**GIVEN PROBLEM**
Reproduce the records below exactly as given.

Data entries
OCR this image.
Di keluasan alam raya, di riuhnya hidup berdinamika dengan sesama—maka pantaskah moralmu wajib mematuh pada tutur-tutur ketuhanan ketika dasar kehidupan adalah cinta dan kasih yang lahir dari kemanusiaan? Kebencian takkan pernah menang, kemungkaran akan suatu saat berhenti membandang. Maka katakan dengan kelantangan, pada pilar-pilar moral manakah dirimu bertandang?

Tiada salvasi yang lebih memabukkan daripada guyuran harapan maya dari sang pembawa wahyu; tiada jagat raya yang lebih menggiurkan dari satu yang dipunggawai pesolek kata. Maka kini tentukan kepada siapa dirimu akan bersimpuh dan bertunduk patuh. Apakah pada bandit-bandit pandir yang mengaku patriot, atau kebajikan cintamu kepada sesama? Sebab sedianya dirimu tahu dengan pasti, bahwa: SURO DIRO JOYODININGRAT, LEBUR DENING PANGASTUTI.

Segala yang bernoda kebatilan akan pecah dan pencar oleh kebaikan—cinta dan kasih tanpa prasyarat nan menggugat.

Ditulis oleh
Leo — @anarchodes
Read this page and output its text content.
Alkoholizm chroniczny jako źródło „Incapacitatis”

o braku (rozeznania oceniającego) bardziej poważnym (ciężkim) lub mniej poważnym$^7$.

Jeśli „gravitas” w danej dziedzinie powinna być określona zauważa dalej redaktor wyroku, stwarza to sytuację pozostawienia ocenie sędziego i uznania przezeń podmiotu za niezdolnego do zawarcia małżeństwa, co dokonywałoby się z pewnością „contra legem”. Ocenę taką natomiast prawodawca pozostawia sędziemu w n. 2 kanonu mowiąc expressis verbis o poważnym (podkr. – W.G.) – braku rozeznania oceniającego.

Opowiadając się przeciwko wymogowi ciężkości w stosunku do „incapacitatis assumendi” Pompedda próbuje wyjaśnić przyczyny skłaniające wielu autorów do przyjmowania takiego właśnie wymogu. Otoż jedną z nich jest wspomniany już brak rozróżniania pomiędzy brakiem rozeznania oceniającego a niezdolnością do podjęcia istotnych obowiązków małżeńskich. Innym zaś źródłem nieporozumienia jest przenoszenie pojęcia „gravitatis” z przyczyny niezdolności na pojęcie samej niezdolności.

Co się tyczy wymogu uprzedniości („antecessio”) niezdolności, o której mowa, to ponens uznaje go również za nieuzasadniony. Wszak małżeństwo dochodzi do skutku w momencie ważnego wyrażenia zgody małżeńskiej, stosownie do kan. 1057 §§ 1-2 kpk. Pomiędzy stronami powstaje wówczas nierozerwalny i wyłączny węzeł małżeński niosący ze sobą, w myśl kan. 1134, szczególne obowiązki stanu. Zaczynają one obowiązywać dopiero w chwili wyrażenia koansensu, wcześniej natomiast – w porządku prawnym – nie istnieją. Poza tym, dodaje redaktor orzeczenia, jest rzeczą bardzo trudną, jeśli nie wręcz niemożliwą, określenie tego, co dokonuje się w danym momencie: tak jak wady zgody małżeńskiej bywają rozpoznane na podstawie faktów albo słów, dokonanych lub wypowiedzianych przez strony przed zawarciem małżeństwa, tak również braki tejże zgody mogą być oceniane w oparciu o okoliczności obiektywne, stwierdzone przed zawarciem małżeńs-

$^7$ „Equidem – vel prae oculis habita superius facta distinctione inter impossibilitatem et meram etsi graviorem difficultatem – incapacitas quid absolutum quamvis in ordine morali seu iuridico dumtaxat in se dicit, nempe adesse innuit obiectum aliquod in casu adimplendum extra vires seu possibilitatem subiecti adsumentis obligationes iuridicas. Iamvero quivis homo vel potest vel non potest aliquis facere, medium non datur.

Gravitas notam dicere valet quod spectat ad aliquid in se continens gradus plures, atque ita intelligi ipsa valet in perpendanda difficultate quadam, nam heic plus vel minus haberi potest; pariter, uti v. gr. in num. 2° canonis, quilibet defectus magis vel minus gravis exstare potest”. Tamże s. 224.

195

**PROBLEM SOLUTION**
OCR this image.
Di keluasan alam raya, di riuhnya hidup berdinamika dengan sesama—maka pantaskah moralmu wajib mematuh pada tutur-tutur ketuhanan ketika dasar kehidupan adalah cinta dan kasih yang lahir dari kemanusiaan? Kebencian takkan pernah menang, kemungkaran akan suatu saat berhenti membandang. Maka katakan dengan kelantangan, pada pilar-pilar moral manakah dirimu bertandang?

Tiada salvasi yang lebih memabukkan daripada guyuran harapan maya dari sang pembawa wahyu; tiada jagat raya yang lebih menggiurkan dari satu yang dipunggawai pesolek kata. Maka kini tentukan kepada siapa dirimu akan bersimpuh dan bertunduk patuh. Apakah pada bandit-bandit pandir yang mengaku patriot, atau kebajikan cintamu kepada sesama? Sebab sedianya dirimu tahu dengan pasti, bahwa: SURO DIRO JOYODININGRAT, LEBUR DENING PANGASTUTI.

Segala yang bernoda kebatilan akan pecah dan pencar oleh kebaikan—cinta dan kasih tanpa prasyarat nan menggugat.

Ditulis oleh
Leo — @anarchodes
Read this page and output its text content.
Alkoholizm chroniczny jako źródło „Incapacitatis”

o braku (rozeznania oceniającego) bardziej poważnym (ciężkim) lub mniej poważnym$^7$.

Jeśli „gravitas” w danej dziedzinie powinna być określona zauważa dalej redaktor wyroku, stwarza to sytuację pozostawienia ocenie sędziego i uznania przezeń podmiotu za niezdolnego do zawarcia małżeństwa, co dokonywałoby się z pewnością „contra legem”. Ocenę taką natomiast prawodawca pozostawia sędziemu w n. 2 kanonu mowiąc expressis verbis o poważnym (podkr. – W.G.) – braku rozeznania oceniającego.

Opowiadając się przeciwko wymogowi ciężkości w stosunku do „incapacitatis assumendi” Pompedda próbuje wyjaśnić przyczyny skłaniające wielu autorów do przyjmowania takiego właśnie wymogu. Otoż jedną z nich jest wspomniany już brak rozróżniania pomiędzy brakiem rozeznania oceniającego a niezdolnością do podjęcia istotnych obowiązków małżeńskich. Innym zaś źródłem nieporozumienia jest przenoszenie pojęcia „gravitatis” z przyczyny niezdolności na pojęcie samej niezdolności.

Co się tyczy wymogu uprzedniości („antecessio”) niezdolności, o której mowa, to ponens uznaje go również za nieuzasadniony. Wszak małżeństwo dochodzi do skutku w momencie ważnego wyrażenia zgody małżeńskiej, stosownie do kan. 1057 §§ 1-2 kpk. Pomiędzy stronami powstaje wówczas nierozerwalny i wyłączny węzeł małżeński niosący ze sobą, w myśl kan. 1134, szczególne obowiązki stanu. Zaczynają one obowiązywać dopiero w chwili wyrażenia koansensu, wcześniej natomiast – w porządku prawnym – nie istnieją. Poza tym, dodaje redaktor orzeczenia, jest rzeczą bardzo trudną, jeśli nie wręcz niemożliwą, określenie tego, co dokonuje się w danym momencie: tak jak wady zgody małżeńskiej bywają rozpoznane na podstawie faktów albo słów, dokonanych lub wypowiedzianych przez strony przed zawarciem małżeństwa, tak również braki tejże zgody mogą być oceniane w oparciu o okoliczności obiektywne, stwierdzone przed zawarciem małżeńs-

$^7$ „Equidem – vel prae oculis habita superius facta distinctione inter impossibilitatem et meram etsi graviorem difficultatem – incapacitas quid absolutum quamvis in ordine morali seu iuridico dumtaxat in se dicit, nempe adesse innuit obiectum aliquod in casu adimplendum extra vires seu possibilitatem subiecti adsumentis obligationes iuridicas. Iamvero quivis homo vel potest vel non potest aliquis facere, medium non datur.

Gravitas notam dicere valet quod spectat ad aliquid in se continens gradus plures, atque ita intelligi ipsa valet in perpendanda difficultate quadam, nam heic plus vel minus haberi potest; pariter, uti v. gr. in num. 2° canonis, quilibet defectus magis vel minus gravis exstare potest”. Tamże s. 224.

195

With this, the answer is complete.